▸ **Do this**
Lines that contain the string "likes" are to be copied; leave out all others.

Dataset rows:
+ + + +

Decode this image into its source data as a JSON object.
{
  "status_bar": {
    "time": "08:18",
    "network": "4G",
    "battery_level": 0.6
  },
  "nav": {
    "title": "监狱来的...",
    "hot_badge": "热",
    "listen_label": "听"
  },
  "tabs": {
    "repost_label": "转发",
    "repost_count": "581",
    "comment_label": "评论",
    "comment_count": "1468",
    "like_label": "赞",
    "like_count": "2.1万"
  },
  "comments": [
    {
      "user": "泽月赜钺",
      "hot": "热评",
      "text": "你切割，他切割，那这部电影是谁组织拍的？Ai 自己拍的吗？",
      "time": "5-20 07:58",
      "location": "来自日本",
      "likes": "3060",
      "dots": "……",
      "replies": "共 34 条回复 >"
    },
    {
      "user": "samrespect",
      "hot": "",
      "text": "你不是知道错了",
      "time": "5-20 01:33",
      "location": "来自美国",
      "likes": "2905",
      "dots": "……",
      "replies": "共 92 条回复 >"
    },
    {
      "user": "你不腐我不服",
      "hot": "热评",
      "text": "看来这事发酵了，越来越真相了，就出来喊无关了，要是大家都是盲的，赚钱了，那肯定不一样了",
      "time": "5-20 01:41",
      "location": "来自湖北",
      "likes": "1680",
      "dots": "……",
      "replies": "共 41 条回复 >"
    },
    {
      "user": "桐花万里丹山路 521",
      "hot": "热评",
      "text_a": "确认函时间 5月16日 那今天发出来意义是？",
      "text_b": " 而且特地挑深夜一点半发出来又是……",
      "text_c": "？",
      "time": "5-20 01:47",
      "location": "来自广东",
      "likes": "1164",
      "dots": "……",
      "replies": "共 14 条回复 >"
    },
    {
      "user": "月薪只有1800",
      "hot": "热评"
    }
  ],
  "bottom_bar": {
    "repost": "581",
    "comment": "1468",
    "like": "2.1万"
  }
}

+ + + +

▸ **Exercise solution**
      "likes": "3060",
      "likes": "2905",
      "likes": "1680",
      "likes": "1164",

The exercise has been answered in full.